Each entry must be reproduced precisely as it stands.

Records contained in a dataset:

---+---

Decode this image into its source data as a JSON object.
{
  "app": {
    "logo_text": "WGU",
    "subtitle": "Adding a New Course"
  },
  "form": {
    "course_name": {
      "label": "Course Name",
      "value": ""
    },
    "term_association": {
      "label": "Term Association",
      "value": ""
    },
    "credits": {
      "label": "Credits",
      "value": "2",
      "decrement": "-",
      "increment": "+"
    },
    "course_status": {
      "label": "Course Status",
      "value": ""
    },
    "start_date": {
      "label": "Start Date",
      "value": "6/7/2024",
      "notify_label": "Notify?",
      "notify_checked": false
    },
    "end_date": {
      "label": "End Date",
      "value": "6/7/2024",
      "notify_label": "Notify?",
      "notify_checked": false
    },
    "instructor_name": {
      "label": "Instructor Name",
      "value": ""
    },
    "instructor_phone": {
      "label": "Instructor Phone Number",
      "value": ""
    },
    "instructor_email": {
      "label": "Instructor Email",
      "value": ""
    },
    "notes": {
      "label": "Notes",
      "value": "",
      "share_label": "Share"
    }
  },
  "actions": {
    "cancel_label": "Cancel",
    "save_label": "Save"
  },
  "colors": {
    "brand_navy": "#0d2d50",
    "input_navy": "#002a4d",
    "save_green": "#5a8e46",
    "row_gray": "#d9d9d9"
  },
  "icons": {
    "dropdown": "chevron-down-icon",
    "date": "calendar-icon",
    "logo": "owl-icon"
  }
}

---+---

• **Problem solution**
Decode this image into its source data as a JSON object.
{
  "app": {
    "logo_text": "WGU",
    "subtitle": "Adding a New Course"
  },
  "form": {
    "course_name": {
      "label": "Course Name",
      "value": ""
    },
    "term_association": {
      "label": "Term Association",
      "value": ""
    },
    "credits": {
      "label": "Credits",
      "value": "2",
      "decrement": "-",
      "increment": "+"
    },
    "course_status": {
      "label": "Course Status",
      "value": ""
    },
    "start_date": {
      "label": "Start Date",
      "value": "6/7/2024",
      "notify_label": "Notify?",
      "notify_checked": false
    },
    "end_date": {
      "label": "End Date",
      "value": "6/7/2024",
      "notify_label": "Notify?",
      "notify_checked": false
    },
    "instructor_name": {
      "label": "Instructor Name",
      "value": ""
    },
    "instructor_phone": {
      "label": "Instructor Phone Number",
      "value": ""
    },
    "instructor_email": {
      "label": "Instructor Email",
      "value": ""
    },
    "notes": {
      "label": "Notes",
      "value": "",
      "share_label": "Share"
    }
  },
  "actions": {
    "cancel_label": "Cancel",
    "save_label": "Save"
  },
  "colors": {
    "brand_navy": "#0d2d50",
    "input_navy": "#002a4d",
    "save_green": "#5a8e46",
    "row_gray": "#d9d9d9"
  },
  "icons": {
    "dropdown": "chevron-down-icon",
    "date": "calendar-icon",
    "logo": "owl-icon"
  }
}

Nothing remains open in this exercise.